▶ **Directions**:
Print every line of the records below without changing anything.

▶ **Dataset records**:
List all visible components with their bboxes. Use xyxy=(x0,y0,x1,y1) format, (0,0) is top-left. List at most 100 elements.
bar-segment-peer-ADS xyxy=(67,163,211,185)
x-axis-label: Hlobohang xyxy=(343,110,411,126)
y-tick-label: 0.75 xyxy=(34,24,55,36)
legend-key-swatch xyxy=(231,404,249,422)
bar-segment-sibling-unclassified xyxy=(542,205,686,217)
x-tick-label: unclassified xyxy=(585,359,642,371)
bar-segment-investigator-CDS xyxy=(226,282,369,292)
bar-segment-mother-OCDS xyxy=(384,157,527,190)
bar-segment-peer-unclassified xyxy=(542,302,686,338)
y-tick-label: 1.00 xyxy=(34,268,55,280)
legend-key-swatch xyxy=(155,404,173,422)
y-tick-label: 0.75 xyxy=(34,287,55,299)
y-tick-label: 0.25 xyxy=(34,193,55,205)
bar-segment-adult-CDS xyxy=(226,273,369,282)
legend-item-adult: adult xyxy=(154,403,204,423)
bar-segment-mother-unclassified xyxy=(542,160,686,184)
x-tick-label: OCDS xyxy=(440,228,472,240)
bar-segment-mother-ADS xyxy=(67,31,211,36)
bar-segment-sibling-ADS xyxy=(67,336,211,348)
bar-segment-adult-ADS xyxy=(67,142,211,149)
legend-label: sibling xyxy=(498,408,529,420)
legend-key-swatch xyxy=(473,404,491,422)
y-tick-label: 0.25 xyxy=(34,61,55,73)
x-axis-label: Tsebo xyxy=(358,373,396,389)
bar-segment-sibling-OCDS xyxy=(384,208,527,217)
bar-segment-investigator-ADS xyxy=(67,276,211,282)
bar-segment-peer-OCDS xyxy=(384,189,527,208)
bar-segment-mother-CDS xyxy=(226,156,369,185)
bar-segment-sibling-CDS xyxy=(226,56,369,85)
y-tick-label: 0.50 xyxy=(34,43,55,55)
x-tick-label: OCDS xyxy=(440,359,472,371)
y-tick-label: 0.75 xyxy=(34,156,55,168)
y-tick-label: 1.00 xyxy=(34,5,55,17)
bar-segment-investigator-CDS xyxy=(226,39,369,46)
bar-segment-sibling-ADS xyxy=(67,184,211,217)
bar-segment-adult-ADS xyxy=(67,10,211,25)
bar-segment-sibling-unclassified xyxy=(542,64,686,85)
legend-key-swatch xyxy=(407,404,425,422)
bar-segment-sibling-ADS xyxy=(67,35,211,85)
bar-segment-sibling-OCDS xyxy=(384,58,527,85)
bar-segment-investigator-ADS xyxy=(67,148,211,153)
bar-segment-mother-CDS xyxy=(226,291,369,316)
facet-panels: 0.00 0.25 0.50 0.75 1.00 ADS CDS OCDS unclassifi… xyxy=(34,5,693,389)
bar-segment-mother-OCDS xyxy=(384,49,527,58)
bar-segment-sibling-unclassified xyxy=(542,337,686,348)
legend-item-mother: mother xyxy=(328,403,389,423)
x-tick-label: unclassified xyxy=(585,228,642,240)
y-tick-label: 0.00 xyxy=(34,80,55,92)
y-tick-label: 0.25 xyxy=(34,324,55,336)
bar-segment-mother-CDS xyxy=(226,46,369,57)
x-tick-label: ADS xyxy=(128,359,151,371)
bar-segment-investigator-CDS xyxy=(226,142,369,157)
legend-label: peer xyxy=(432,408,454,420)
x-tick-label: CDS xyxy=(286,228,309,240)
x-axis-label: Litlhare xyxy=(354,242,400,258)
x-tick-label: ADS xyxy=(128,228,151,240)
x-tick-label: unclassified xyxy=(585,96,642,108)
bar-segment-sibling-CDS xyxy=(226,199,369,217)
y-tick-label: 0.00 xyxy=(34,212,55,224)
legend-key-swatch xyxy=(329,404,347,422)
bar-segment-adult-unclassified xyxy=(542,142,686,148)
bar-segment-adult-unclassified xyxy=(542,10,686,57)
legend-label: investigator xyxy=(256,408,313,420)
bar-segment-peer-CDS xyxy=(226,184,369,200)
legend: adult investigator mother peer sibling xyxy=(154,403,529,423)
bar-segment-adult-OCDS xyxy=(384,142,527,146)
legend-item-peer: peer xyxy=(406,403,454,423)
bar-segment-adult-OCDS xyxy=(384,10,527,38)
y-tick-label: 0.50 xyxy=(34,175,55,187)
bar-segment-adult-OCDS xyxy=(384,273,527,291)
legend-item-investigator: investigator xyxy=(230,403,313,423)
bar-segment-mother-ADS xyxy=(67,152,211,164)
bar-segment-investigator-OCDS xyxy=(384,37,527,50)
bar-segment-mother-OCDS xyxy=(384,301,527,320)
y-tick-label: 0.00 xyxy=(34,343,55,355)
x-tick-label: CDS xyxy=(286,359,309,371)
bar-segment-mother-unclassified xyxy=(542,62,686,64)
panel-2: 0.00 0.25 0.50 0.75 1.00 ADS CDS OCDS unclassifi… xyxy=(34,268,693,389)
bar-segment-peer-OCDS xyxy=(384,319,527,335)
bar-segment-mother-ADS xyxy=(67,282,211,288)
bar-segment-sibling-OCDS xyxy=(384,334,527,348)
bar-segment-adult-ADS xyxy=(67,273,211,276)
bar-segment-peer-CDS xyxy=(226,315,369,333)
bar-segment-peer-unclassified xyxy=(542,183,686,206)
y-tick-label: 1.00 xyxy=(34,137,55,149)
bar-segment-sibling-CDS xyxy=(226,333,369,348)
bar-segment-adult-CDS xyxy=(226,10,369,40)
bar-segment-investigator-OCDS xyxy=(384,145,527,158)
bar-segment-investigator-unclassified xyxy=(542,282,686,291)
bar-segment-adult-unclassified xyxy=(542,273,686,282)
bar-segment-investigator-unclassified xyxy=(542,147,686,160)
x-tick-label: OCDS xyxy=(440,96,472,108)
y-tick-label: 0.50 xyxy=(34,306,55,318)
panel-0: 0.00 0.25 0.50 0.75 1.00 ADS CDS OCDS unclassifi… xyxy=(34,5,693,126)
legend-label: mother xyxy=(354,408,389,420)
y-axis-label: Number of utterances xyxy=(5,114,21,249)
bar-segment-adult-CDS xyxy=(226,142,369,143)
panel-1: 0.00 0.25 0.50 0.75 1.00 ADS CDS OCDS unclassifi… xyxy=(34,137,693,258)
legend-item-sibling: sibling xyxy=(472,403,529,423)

▶ **Answer to this exercise**:
List all visible components with their bboxes. Use xyxy=(x0,y0,x1,y1) format, (0,0) is top-left. List at most 100 elements.
bar-segment-peer-ADS xyxy=(67,163,211,185)
x-axis-label: Hlobohang xyxy=(343,110,411,126)
y-tick-label: 0.75 xyxy=(34,24,55,36)
legend-key-swatch xyxy=(231,404,249,422)
bar-segment-sibling-unclassified xyxy=(542,205,686,217)
x-tick-label: unclassified xyxy=(585,359,642,371)
bar-segment-investigator-CDS xyxy=(226,282,369,292)
bar-segment-mother-OCDS xyxy=(384,157,527,190)
bar-segment-peer-unclassified xyxy=(542,302,686,338)
y-tick-label: 1.00 xyxy=(34,268,55,280)
legend-key-swatch xyxy=(155,404,173,422)
y-tick-label: 0.75 xyxy=(34,287,55,299)
y-tick-label: 0.25 xyxy=(34,193,55,205)
bar-segment-adult-CDS xyxy=(226,273,369,282)
legend-item-adult: adult xyxy=(154,403,204,423)
bar-segment-mother-unclassified xyxy=(542,160,686,184)
x-tick-label: OCDS xyxy=(440,228,472,240)
bar-segment-mother-ADS xyxy=(67,31,211,36)
bar-segment-sibling-ADS xyxy=(67,336,211,348)
bar-segment-adult-ADS xyxy=(67,142,211,149)
legend-label: sibling xyxy=(498,408,529,420)
legend-key-swatch xyxy=(473,404,491,422)
y-tick-label: 0.25 xyxy=(34,61,55,73)
x-axis-label: Tsebo xyxy=(358,373,396,389)
bar-segment-sibling-OCDS xyxy=(384,208,527,217)
bar-segment-investigator-ADS xyxy=(67,276,211,282)
bar-segment-peer-OCDS xyxy=(384,189,527,208)
bar-segment-mother-CDS xyxy=(226,156,369,185)
bar-segment-sibling-CDS xyxy=(226,56,369,85)
y-tick-label: 0.50 xyxy=(34,43,55,55)
x-tick-label: OCDS xyxy=(440,359,472,371)
y-tick-label: 0.75 xyxy=(34,156,55,168)
y-tick-label: 1.00 xyxy=(34,5,55,17)
bar-segment-investigator-CDS xyxy=(226,39,369,46)
bar-segment-sibling-ADS xyxy=(67,184,211,217)
bar-segment-adult-ADS xyxy=(67,10,211,25)
bar-segment-sibling-unclassified xyxy=(542,64,686,85)
legend-key-swatch xyxy=(407,404,425,422)
bar-segment-sibling-ADS xyxy=(67,35,211,85)
bar-segment-sibling-OCDS xyxy=(384,58,527,85)
bar-segment-investigator-ADS xyxy=(67,148,211,153)
bar-segment-mother-CDS xyxy=(226,291,369,316)
facet-panels: 0.00 0.25 0.50 0.75 1.00 ADS CDS OCDS unclassifi… xyxy=(34,5,693,389)
bar-segment-mother-OCDS xyxy=(384,49,527,58)
bar-segment-sibling-unclassified xyxy=(542,337,686,348)
legend-item-mother: mother xyxy=(328,403,389,423)
x-tick-label: unclassified xyxy=(585,228,642,240)
y-tick-label: 0.00 xyxy=(34,80,55,92)
y-tick-label: 0.25 xyxy=(34,324,55,336)
bar-segment-mother-CDS xyxy=(226,46,369,57)
x-tick-label: ADS xyxy=(128,359,151,371)
bar-segment-investigator-CDS xyxy=(226,142,369,157)
legend-label: peer xyxy=(432,408,454,420)
x-tick-label: CDS xyxy=(286,228,309,240)
x-axis-label: Litlhare xyxy=(354,242,400,258)
x-tick-label: ADS xyxy=(128,228,151,240)
x-tick-label: unclassified xyxy=(585,96,642,108)
bar-segment-sibling-CDS xyxy=(226,199,369,217)
y-tick-label: 0.00 xyxy=(34,212,55,224)
legend-key-swatch xyxy=(329,404,347,422)
bar-segment-adult-unclassified xyxy=(542,142,686,148)
bar-segment-adult-unclassified xyxy=(542,10,686,57)
legend-label: investigator xyxy=(256,408,313,420)
bar-segment-peer-CDS xyxy=(226,184,369,200)
legend: adult investigator mother peer sibling xyxy=(154,403,529,423)
bar-segment-adult-OCDS xyxy=(384,142,527,146)
legend-item-peer: peer xyxy=(406,403,454,423)
bar-segment-adult-OCDS xyxy=(384,10,527,38)
y-tick-label: 0.50 xyxy=(34,175,55,187)
bar-segment-adult-OCDS xyxy=(384,273,527,291)
legend-item-investigator: investigator xyxy=(230,403,313,423)
bar-segment-mother-ADS xyxy=(67,152,211,164)
bar-segment-investigator-OCDS xyxy=(384,37,527,50)
bar-segment-mother-OCDS xyxy=(384,301,527,320)
y-tick-label: 0.00 xyxy=(34,343,55,355)
x-tick-label: CDS xyxy=(286,359,309,371)
bar-segment-mother-unclassified xyxy=(542,62,686,64)
panel-2: 0.00 0.25 0.50 0.75 1.00 ADS CDS OCDS unclassifi… xyxy=(34,268,693,389)
bar-segment-peer-OCDS xyxy=(384,319,527,335)
bar-segment-mother-ADS xyxy=(67,282,211,288)
bar-segment-sibling-OCDS xyxy=(384,334,527,348)
bar-segment-adult-ADS xyxy=(67,273,211,276)
bar-segment-peer-CDS xyxy=(226,315,369,333)
bar-segment-peer-unclassified xyxy=(542,183,686,206)
y-tick-label: 1.00 xyxy=(34,137,55,149)
bar-segment-sibling-CDS xyxy=(226,333,369,348)
bar-segment-adult-CDS xyxy=(226,10,369,40)
bar-segment-investigator-OCDS xyxy=(384,145,527,158)
bar-segment-investigator-unclassified xyxy=(542,282,686,291)
bar-segment-adult-unclassified xyxy=(542,273,686,282)
bar-segment-investigator-unclassified xyxy=(542,147,686,160)
x-tick-label: OCDS xyxy=(440,96,472,108)
y-tick-label: 0.50 xyxy=(34,306,55,318)
panel-0: 0.00 0.25 0.50 0.75 1.00 ADS CDS OCDS unclassifi… xyxy=(34,5,693,126)
legend-label: mother xyxy=(354,408,389,420)
y-axis-label: Number of utterances xyxy=(5,114,21,249)
bar-segment-adult-CDS xyxy=(226,142,369,143)
panel-1: 0.00 0.25 0.50 0.75 1.00 ADS CDS OCDS unclassifi… xyxy=(34,137,693,258)
legend-item-sibling: sibling xyxy=(472,403,529,423)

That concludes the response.